Saved entries:
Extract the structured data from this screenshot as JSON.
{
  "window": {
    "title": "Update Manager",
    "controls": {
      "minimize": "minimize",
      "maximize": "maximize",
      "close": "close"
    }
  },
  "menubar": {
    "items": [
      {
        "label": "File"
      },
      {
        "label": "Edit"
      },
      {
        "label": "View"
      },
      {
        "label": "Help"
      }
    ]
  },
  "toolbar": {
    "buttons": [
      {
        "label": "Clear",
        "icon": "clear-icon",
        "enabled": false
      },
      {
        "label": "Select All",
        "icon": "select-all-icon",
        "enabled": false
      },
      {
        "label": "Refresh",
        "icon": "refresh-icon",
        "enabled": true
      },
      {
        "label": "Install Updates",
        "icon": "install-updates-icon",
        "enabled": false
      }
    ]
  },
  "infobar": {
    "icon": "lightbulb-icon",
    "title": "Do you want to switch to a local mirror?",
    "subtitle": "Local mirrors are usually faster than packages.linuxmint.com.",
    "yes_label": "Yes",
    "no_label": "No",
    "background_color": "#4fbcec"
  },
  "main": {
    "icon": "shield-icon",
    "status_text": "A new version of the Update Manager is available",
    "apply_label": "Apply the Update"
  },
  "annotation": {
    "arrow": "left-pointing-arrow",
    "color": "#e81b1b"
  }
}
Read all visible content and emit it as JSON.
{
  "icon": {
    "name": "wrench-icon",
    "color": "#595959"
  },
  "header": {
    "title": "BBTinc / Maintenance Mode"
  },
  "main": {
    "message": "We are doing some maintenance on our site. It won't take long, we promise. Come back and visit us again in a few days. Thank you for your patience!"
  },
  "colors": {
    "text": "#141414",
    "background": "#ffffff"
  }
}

Goal —
Identify every line holding the word "Manager" and copy it out.

Result of the task —
    "title": "Update Manager",
    "status_text": "A new version of the Update Manager is available",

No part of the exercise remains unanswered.